> [What is needed] From the data that follows, copy every line holding the string "subtitle".

= = = = = = =

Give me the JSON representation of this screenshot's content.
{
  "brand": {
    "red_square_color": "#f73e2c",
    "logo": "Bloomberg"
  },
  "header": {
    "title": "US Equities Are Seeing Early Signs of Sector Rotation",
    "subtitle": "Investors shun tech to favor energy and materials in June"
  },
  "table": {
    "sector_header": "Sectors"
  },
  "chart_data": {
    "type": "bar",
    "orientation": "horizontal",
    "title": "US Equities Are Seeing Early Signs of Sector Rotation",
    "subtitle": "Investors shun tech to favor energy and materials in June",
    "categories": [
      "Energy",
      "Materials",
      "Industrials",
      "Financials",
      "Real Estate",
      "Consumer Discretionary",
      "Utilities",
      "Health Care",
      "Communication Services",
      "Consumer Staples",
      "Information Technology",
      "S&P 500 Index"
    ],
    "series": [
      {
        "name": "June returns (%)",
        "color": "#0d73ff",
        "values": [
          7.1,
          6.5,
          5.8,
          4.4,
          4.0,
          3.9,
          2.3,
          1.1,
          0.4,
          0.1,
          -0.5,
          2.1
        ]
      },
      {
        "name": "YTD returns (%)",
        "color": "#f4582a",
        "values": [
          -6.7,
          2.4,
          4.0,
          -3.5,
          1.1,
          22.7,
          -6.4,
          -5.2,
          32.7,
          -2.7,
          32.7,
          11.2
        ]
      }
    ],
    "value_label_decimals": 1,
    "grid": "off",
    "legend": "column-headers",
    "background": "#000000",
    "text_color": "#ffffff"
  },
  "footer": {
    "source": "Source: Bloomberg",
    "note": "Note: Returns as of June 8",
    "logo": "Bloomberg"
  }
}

= = = = = = =

> [Answer to the problem]
    "subtitle": "Investors shun tech to favor energy and materials in June"
    "subtitle": "Investors shun tech to favor energy and materials in June",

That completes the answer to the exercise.